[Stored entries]
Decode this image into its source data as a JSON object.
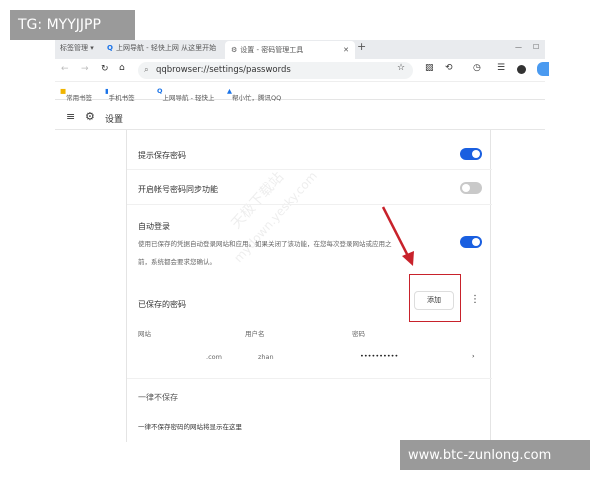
{
  "overlays": {
    "top_left": "TG: MYYJJPP",
    "bottom_right": "www.btc-zunlong.com"
  },
  "watermark": {
    "line1": "天极下载站",
    "line2": "mydown.yesky.com"
  },
  "tabs": [
    {
      "label": "标签管理 ▾"
    },
    {
      "label": "上网导航 - 轻快上网 从这里开始"
    },
    {
      "label": "设置 - 密码管理工具",
      "active": true
    }
  ],
  "address": {
    "url": "qqbrowser://settings/passwords"
  },
  "bookmarks": [
    "常用书签",
    "手机书签",
    "上网导航 - 轻快上",
    "帮小忙，腾讯QQ"
  ],
  "header": {
    "title": "设置"
  },
  "settings": {
    "offer_save": {
      "label": "提示保存密码",
      "on": true
    },
    "sync": {
      "label": "开启帐号密码同步功能",
      "on": false
    },
    "auto_login": {
      "label": "自动登录",
      "desc1": "使用已保存的凭据自动登录网站和应用。如果关闭了该功能，在您每次登录网站或应用之",
      "desc2": "前，系统都会要求您确认。",
      "on": true
    }
  },
  "saved": {
    "title": "已保存的密码",
    "add_label": "添加",
    "columns": {
      "site": "网站",
      "user": "用户名",
      "password": "密码"
    },
    "rows": [
      {
        "site": ".com",
        "user": "zhan",
        "password": "••••••••••"
      }
    ]
  },
  "never": {
    "title": "一律不保存",
    "desc": "一律不保存密码的网站将显示在这里"
  },
  "colors": {
    "accent": "#1a5fe0",
    "highlight": "#c8222b"
  }
}
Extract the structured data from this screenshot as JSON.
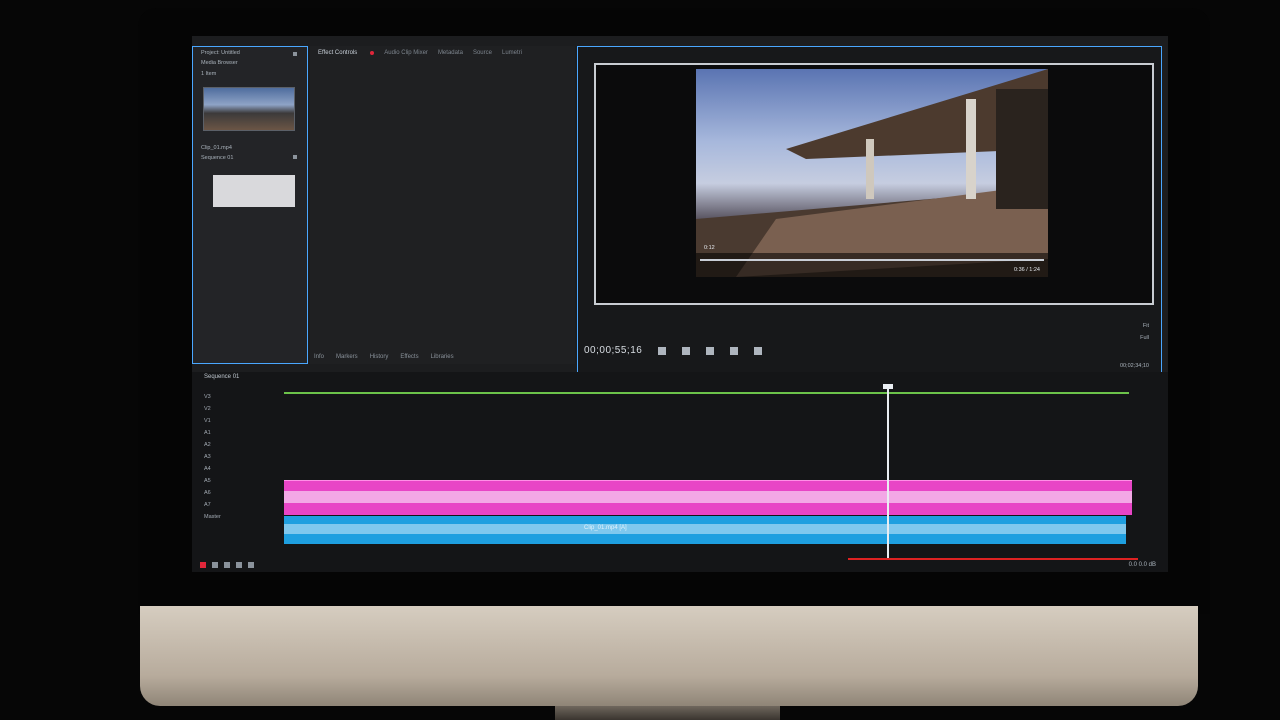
{
  "project_panel": {
    "title": "Project: Untitled",
    "subtitle": "Media Browser",
    "lines": [
      "1 Item",
      "Clip_01.mp4",
      "Sequence 01"
    ]
  },
  "source_panel": {
    "tabs": [
      "Effect Controls",
      "Audio Clip Mixer",
      "Metadata",
      "Source",
      "Lumetri"
    ],
    "bottom_tabs": [
      "Info",
      "Markers",
      "History",
      "Effects",
      "Libraries"
    ]
  },
  "program_panel": {
    "timecode": "00;00;55;16",
    "video_duration_label": "0:36 / 1:24",
    "video_time_label": "0:12",
    "fit_label": "Fit",
    "right_label_1": "Full",
    "right_label_2": "00;02;34;10"
  },
  "timeline": {
    "sequence_name": "Sequence 01",
    "tracks": [
      "V3",
      "V2",
      "V1",
      "A1",
      "A2",
      "A3",
      "A4",
      "A5",
      "A6",
      "A7",
      "Master"
    ],
    "audio_clip_label": "Clip_01.mp4 [A]",
    "footer_label": "0.0 0.0 dB"
  }
}
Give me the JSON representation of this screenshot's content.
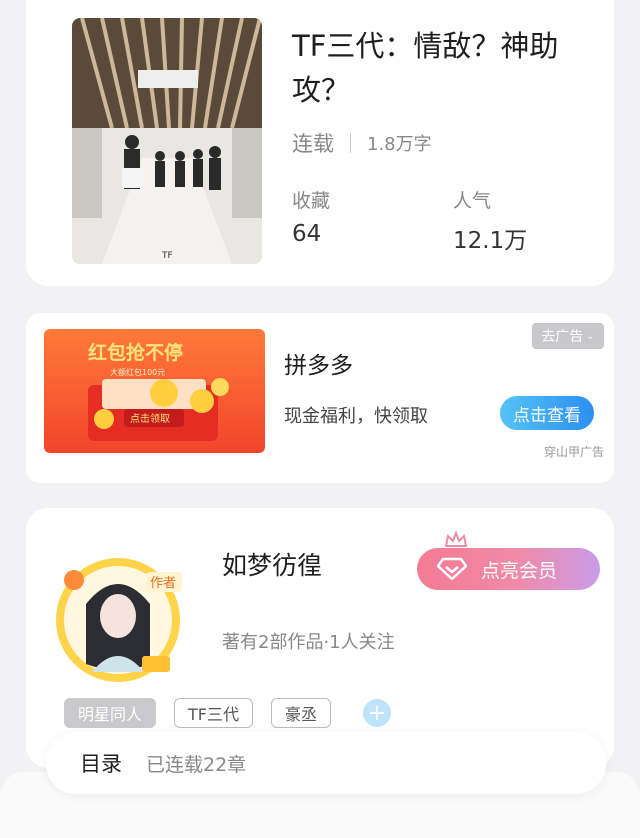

# Instructions to follow:
Check each line of the entries above, and show every one holding the word "Sequence".

# Written solution:
      "Sequence 01"
    "sequence_name": "Sequence 01",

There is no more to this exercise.